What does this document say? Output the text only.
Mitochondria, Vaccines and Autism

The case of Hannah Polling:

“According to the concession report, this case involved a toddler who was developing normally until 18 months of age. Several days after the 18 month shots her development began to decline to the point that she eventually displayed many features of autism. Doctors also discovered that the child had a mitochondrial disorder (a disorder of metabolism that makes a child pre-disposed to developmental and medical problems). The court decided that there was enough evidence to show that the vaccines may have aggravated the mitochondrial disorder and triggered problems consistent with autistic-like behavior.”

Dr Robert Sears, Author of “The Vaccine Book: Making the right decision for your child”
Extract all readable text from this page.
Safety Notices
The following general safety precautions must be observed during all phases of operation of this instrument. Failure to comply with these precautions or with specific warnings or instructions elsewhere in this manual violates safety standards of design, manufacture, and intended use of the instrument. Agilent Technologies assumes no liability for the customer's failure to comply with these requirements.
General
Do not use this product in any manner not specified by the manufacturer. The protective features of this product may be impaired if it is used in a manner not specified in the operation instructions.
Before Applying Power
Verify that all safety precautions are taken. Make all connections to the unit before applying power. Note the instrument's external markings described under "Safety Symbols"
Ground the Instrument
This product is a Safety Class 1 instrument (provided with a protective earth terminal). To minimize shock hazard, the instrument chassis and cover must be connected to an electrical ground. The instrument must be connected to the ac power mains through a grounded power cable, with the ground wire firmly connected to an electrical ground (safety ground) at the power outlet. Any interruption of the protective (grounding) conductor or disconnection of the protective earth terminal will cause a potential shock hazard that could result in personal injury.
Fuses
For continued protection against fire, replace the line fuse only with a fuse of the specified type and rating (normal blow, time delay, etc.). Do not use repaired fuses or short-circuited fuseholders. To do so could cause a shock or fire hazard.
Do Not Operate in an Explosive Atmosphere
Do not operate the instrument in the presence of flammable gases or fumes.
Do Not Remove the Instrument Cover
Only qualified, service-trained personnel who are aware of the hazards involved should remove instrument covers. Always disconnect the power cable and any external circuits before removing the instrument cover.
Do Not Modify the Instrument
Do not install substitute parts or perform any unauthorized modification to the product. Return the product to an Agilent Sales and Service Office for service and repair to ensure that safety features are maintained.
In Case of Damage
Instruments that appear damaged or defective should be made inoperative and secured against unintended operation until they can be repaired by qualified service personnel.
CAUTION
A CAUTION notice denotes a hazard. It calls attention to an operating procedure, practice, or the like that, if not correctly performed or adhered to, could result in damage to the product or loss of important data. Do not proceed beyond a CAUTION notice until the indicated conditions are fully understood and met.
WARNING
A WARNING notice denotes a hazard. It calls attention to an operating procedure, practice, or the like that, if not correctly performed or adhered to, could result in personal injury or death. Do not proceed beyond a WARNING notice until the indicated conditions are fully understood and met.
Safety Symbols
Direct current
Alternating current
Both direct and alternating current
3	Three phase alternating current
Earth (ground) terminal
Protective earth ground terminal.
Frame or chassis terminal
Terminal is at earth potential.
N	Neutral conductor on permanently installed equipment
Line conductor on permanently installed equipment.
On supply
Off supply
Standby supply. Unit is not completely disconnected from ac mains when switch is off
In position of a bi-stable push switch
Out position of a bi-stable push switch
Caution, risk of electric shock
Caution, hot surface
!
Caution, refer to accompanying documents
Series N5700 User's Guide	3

Set problem:
From the data above, show each line that contains "features".

The response:
“According to the concession report, this case involved a toddler who was developing normally until 18 months of age. Several days after the 18 month shots her development began to decline to the point that she eventually displayed many features of autism. Doctors also discovered that the child had a mitochondrial disorder (a disorder of metabolism that makes a child pre-disposed to developmental and medical problems). The court decided that there was enough evidence to show that the vaccines may have aggravated the mitochondrial disorder and triggered problems consistent with autistic-like behavior.”
Do not use this product in any manner not specified by the manufacturer. The protective features of this product may be impaired if it is used in a manner not specified in the operation instructions.
Do not install substitute parts or perform any unauthorized modification to the product. Return the product to an Agilent Sales and Service Office for service and repair to ensure that safety features are maintained.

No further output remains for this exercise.